§ **PROBLEM**:
Print each line exactly as it is given.

· · · ·

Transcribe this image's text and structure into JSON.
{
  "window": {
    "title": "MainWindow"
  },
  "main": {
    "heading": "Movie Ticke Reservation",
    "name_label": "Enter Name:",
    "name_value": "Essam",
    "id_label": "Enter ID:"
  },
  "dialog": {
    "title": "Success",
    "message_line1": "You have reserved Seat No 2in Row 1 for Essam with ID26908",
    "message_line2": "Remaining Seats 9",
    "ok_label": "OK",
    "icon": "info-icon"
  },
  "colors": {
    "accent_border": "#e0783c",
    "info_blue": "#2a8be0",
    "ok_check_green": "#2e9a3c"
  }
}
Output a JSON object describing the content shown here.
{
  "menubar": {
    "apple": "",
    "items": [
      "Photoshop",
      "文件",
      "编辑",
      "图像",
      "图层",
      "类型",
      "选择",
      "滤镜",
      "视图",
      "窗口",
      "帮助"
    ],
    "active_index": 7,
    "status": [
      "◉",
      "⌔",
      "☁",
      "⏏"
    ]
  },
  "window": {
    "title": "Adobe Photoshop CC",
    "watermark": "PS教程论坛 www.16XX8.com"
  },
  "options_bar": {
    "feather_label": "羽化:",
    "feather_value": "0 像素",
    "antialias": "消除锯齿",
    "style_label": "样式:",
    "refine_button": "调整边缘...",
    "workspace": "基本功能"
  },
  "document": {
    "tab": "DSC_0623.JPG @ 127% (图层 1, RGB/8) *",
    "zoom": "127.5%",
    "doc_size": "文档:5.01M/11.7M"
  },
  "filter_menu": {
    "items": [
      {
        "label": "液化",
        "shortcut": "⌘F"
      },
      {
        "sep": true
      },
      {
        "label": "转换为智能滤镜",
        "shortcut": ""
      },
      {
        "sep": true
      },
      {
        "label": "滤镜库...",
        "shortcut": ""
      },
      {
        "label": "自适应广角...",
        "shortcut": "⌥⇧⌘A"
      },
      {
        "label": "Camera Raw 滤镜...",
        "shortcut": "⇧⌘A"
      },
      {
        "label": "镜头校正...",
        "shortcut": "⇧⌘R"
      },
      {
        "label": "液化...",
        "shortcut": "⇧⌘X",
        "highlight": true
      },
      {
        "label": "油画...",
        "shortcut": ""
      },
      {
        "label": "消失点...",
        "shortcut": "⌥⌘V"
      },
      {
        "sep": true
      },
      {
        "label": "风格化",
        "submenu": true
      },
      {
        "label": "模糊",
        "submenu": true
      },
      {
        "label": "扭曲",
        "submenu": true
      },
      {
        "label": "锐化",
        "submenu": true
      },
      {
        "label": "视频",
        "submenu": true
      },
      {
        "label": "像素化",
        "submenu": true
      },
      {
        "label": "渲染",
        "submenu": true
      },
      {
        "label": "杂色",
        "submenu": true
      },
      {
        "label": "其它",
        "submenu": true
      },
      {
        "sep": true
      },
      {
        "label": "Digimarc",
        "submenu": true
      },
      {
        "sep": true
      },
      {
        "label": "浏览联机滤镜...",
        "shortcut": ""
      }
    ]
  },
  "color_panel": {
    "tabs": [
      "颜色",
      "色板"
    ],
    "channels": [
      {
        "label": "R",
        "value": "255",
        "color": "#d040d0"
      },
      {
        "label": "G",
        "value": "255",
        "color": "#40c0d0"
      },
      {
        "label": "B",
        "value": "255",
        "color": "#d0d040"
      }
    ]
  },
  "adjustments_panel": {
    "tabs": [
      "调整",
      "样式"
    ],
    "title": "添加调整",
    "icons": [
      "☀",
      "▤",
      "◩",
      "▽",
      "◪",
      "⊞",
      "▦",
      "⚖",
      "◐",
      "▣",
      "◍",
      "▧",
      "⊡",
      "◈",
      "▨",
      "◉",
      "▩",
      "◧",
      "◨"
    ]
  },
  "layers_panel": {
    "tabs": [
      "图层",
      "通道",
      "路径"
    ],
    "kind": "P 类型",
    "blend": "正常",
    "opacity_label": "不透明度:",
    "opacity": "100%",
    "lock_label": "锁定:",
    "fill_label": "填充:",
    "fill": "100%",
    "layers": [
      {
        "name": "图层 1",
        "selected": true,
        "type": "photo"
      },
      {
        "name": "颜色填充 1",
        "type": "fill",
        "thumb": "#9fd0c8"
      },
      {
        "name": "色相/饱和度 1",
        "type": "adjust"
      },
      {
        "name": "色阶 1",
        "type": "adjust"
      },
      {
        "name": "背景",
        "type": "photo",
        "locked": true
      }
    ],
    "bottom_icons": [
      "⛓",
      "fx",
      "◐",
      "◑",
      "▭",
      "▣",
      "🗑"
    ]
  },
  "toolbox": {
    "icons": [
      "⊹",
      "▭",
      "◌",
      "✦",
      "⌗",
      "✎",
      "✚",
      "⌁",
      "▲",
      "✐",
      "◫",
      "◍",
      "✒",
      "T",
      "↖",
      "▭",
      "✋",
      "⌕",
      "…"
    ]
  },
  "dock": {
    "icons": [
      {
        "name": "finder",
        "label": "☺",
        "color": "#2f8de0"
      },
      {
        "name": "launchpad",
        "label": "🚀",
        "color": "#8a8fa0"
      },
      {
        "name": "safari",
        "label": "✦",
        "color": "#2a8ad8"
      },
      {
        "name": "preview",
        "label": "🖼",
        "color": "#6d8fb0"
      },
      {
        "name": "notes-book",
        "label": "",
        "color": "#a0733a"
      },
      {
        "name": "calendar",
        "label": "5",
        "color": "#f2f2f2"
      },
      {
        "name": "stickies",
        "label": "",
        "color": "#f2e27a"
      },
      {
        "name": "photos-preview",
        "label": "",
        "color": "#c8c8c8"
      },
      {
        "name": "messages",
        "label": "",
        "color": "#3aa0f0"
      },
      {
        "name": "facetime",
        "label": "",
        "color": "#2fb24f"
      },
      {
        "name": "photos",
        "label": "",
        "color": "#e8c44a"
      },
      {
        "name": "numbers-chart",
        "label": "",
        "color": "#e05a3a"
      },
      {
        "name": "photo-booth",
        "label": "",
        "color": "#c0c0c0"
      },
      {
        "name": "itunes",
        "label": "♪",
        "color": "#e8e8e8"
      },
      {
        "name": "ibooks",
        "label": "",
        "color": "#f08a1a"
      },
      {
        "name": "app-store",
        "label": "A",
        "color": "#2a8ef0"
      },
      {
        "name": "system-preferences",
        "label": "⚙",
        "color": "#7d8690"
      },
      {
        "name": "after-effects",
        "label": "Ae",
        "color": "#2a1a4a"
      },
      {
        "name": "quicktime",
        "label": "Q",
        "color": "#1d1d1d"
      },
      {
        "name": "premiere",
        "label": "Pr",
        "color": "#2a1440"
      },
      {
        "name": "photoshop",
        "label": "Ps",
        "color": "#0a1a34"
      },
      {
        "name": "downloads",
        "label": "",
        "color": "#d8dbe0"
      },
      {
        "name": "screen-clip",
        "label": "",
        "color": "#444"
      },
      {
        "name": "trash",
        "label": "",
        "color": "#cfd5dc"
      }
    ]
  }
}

· · · ·

§ **FULL ANSWER**:
Transcribe this image's text and structure into JSON.
{
  "window": {
    "title": "MainWindow"
  },
  "main": {
    "heading": "Movie Ticke Reservation",
    "name_label": "Enter Name:",
    "name_value": "Essam",
    "id_label": "Enter ID:"
  },
  "dialog": {
    "title": "Success",
    "message_line1": "You have reserved Seat No 2in Row 1 for Essam with ID26908",
    "message_line2": "Remaining Seats 9",
    "ok_label": "OK",
    "icon": "info-icon"
  },
  "colors": {
    "accent_border": "#e0783c",
    "info_blue": "#2a8be0",
    "ok_check_green": "#2e9a3c"
  }
}
Output a JSON object describing the content shown here.
{
  "menubar": {
    "apple": "",
    "items": [
      "Photoshop",
      "文件",
      "编辑",
      "图像",
      "图层",
      "类型",
      "选择",
      "滤镜",
      "视图",
      "窗口",
      "帮助"
    ],
    "active_index": 7,
    "status": [
      "◉",
      "⌔",
      "☁",
      "⏏"
    ]
  },
  "window": {
    "title": "Adobe Photoshop CC",
    "watermark": "PS教程论坛 www.16XX8.com"
  },
  "options_bar": {
    "feather_label": "羽化:",
    "feather_value": "0 像素",
    "antialias": "消除锯齿",
    "style_label": "样式:",
    "refine_button": "调整边缘...",
    "workspace": "基本功能"
  },
  "document": {
    "tab": "DSC_0623.JPG @ 127% (图层 1, RGB/8) *",
    "zoom": "127.5%",
    "doc_size": "文档:5.01M/11.7M"
  },
  "filter_menu": {
    "items": [
      {
        "label": "液化",
        "shortcut": "⌘F"
      },
      {
        "sep": true
      },
      {
        "label": "转换为智能滤镜",
        "shortcut": ""
      },
      {
        "sep": true
      },
      {
        "label": "滤镜库...",
        "shortcut": ""
      },
      {
        "label": "自适应广角...",
        "shortcut": "⌥⇧⌘A"
      },
      {
        "label": "Camera Raw 滤镜...",
        "shortcut": "⇧⌘A"
      },
      {
        "label": "镜头校正...",
        "shortcut": "⇧⌘R"
      },
      {
        "label": "液化...",
        "shortcut": "⇧⌘X",
        "highlight": true
      },
      {
        "label": "油画...",
        "shortcut": ""
      },
      {
        "label": "消失点...",
        "shortcut": "⌥⌘V"
      },
      {
        "sep": true
      },
      {
        "label": "风格化",
        "submenu": true
      },
      {
        "label": "模糊",
        "submenu": true
      },
      {
        "label": "扭曲",
        "submenu": true
      },
      {
        "label": "锐化",
        "submenu": true
      },
      {
        "label": "视频",
        "submenu": true
      },
      {
        "label": "像素化",
        "submenu": true
      },
      {
        "label": "渲染",
        "submenu": true
      },
      {
        "label": "杂色",
        "submenu": true
      },
      {
        "label": "其它",
        "submenu": true
      },
      {
        "sep": true
      },
      {
        "label": "Digimarc",
        "submenu": true
      },
      {
        "sep": true
      },
      {
        "label": "浏览联机滤镜...",
        "shortcut": ""
      }
    ]
  },
  "color_panel": {
    "tabs": [
      "颜色",
      "色板"
    ],
    "channels": [
      {
        "label": "R",
        "value": "255",
        "color": "#d040d0"
      },
      {
        "label": "G",
        "value": "255",
        "color": "#40c0d0"
      },
      {
        "label": "B",
        "value": "255",
        "color": "#d0d040"
      }
    ]
  },
  "adjustments_panel": {
    "tabs": [
      "调整",
      "样式"
    ],
    "title": "添加调整",
    "icons": [
      "☀",
      "▤",
      "◩",
      "▽",
      "◪",
      "⊞",
      "▦",
      "⚖",
      "◐",
      "▣",
      "◍",
      "▧",
      "⊡",
      "◈",
      "▨",
      "◉",
      "▩",
      "◧",
      "◨"
    ]
  },
  "layers_panel": {
    "tabs": [
      "图层",
      "通道",
      "路径"
    ],
    "kind": "P 类型",
    "blend": "正常",
    "opacity_label": "不透明度:",
    "opacity": "100%",
    "lock_label": "锁定:",
    "fill_label": "填充:",
    "fill": "100%",
    "layers": [
      {
        "name": "图层 1",
        "selected": true,
        "type": "photo"
      },
      {
        "name": "颜色填充 1",
        "type": "fill",
        "thumb": "#9fd0c8"
      },
      {
        "name": "色相/饱和度 1",
        "type": "adjust"
      },
      {
        "name": "色阶 1",
        "type": "adjust"
      },
      {
        "name": "背景",
        "type": "photo",
        "locked": true
      }
    ],
    "bottom_icons": [
      "⛓",
      "fx",
      "◐",
      "◑",
      "▭",
      "▣",
      "🗑"
    ]
  },
  "toolbox": {
    "icons": [
      "⊹",
      "▭",
      "◌",
      "✦",
      "⌗",
      "✎",
      "✚",
      "⌁",
      "▲",
      "✐",
      "◫",
      "◍",
      "✒",
      "T",
      "↖",
      "▭",
      "✋",
      "⌕",
      "…"
    ]
  },
  "dock": {
    "icons": [
      {
        "name": "finder",
        "label": "☺",
        "color": "#2f8de0"
      },
      {
        "name": "launchpad",
        "label": "🚀",
        "color": "#8a8fa0"
      },
      {
        "name": "safari",
        "label": "✦",
        "color": "#2a8ad8"
      },
      {
        "name": "preview",
        "label": "🖼",
        "color": "#6d8fb0"
      },
      {
        "name": "notes-book",
        "label": "",
        "color": "#a0733a"
      },
      {
        "name": "calendar",
        "label": "5",
        "color": "#f2f2f2"
      },
      {
        "name": "stickies",
        "label": "",
        "color": "#f2e27a"
      },
      {
        "name": "photos-preview",
        "label": "",
        "color": "#c8c8c8"
      },
      {
        "name": "messages",
        "label": "",
        "color": "#3aa0f0"
      },
      {
        "name": "facetime",
        "label": "",
        "color": "#2fb24f"
      },
      {
        "name": "photos",
        "label": "",
        "color": "#e8c44a"
      },
      {
        "name": "numbers-chart",
        "label": "",
        "color": "#e05a3a"
      },
      {
        "name": "photo-booth",
        "label": "",
        "color": "#c0c0c0"
      },
      {
        "name": "itunes",
        "label": "♪",
        "color": "#e8e8e8"
      },
      {
        "name": "ibooks",
        "label": "",
        "color": "#f08a1a"
      },
      {
        "name": "app-store",
        "label": "A",
        "color": "#2a8ef0"
      },
      {
        "name": "system-preferences",
        "label": "⚙",
        "color": "#7d8690"
      },
      {
        "name": "after-effects",
        "label": "Ae",
        "color": "#2a1a4a"
      },
      {
        "name": "quicktime",
        "label": "Q",
        "color": "#1d1d1d"
      },
      {
        "name": "premiere",
        "label": "Pr",
        "color": "#2a1440"
      },
      {
        "name": "photoshop",
        "label": "Ps",
        "color": "#0a1a34"
      },
      {
        "name": "downloads",
        "label": "",
        "color": "#d8dbe0"
      },
      {
        "name": "screen-clip",
        "label": "",
        "color": "#444"
      },
      {
        "name": "trash",
        "label": "",
        "color": "#cfd5dc"
      }
    ]
  }
}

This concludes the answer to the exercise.